*WHAT YOU ARE ASKED TO DO*. Identify each line containing the word "least" and copy it.

*SOURCE MATERIAL*.
________________________________________

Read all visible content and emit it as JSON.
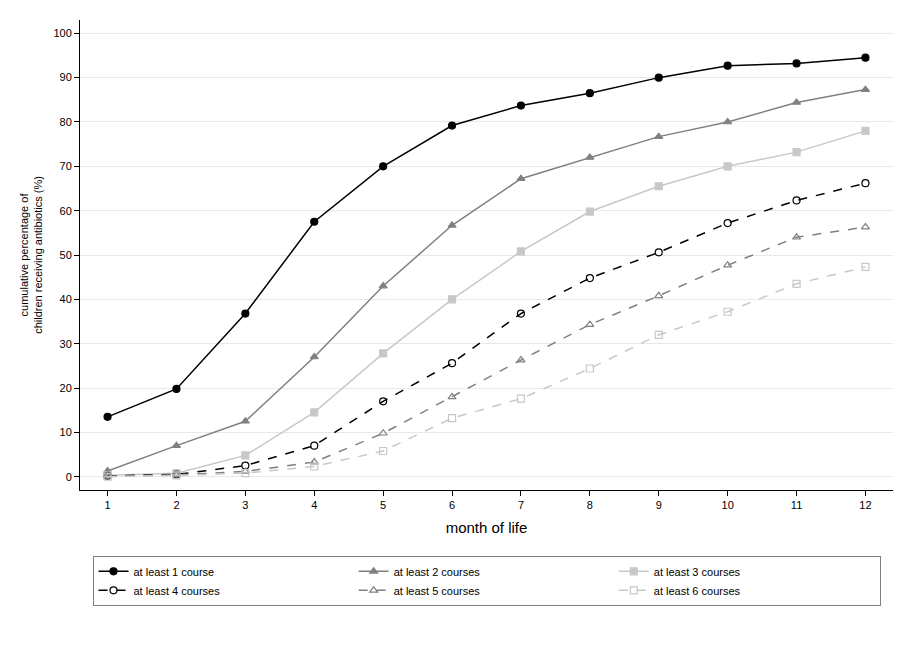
{
  "chart_data": {
    "type": "line",
    "x_label": "month of life",
    "y_label": "cumulative percentage of\nchildren receiving antibiotics (%)",
    "x": [
      1,
      2,
      3,
      4,
      5,
      6,
      7,
      8,
      9,
      10,
      11,
      12
    ],
    "xlim": [
      0.6,
      12.4
    ],
    "xticks": [
      1,
      2,
      3,
      4,
      5,
      6,
      7,
      8,
      9,
      10,
      11,
      12
    ],
    "ylim": [
      -3,
      103
    ],
    "yticks": [
      0,
      10,
      20,
      30,
      40,
      50,
      60,
      70,
      80,
      90,
      100
    ],
    "grid": true,
    "legend": "bottom",
    "series": [
      {
        "name": "at least 1 course",
        "color": "#000000",
        "marker": "circle",
        "line_style": "solid",
        "values": [
          13.5,
          19.8,
          36.8,
          57.5,
          70,
          79.2,
          83.7,
          86.5,
          90,
          92.7,
          93.2,
          94.5
        ]
      },
      {
        "name": "at least 2 courses",
        "color": "#808080",
        "marker": "triangle-up",
        "line_style": "solid",
        "values": [
          1.3,
          7,
          12.5,
          27,
          43,
          56.7,
          67.2,
          72,
          76.7,
          80,
          84.4,
          87.3
        ]
      },
      {
        "name": "at least 3 courses",
        "color": "#c8c8c8",
        "marker": "square",
        "line_style": "solid",
        "values": [
          0.3,
          0.8,
          4.8,
          14.5,
          27.8,
          40,
          50.8,
          59.8,
          65.5,
          70,
          73.2,
          78
        ]
      },
      {
        "name": "at least 4 courses",
        "color": "#000000",
        "marker": "circle-open",
        "line_style": "dash",
        "values": [
          0.2,
          0.5,
          2.5,
          7,
          17,
          25.6,
          36.8,
          44.8,
          50.6,
          57.2,
          62.3,
          66.2
        ]
      },
      {
        "name": "at least 5 courses",
        "color": "#808080",
        "marker": "triangle-up-open",
        "line_style": "dash",
        "values": [
          0.1,
          0.4,
          1.2,
          3.3,
          9.8,
          18,
          26.3,
          34.3,
          40.8,
          47.7,
          54,
          56.3
        ]
      },
      {
        "name": "at least 6 courses",
        "color": "#c8c8c8",
        "marker": "square-open",
        "line_style": "dash",
        "values": [
          0,
          0.3,
          0.8,
          2.3,
          5.8,
          13.2,
          17.6,
          24.4,
          32,
          37.2,
          43.5,
          47.3
        ]
      }
    ]
  }
}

________________________________________

*SOLUTION TO THIS TASK*.
        "name": "at least 1 course",
        "name": "at least 2 courses",
        "name": "at least 3 courses",
        "name": "at least 4 courses",
        "name": "at least 5 courses",
        "name": "at least 6 courses",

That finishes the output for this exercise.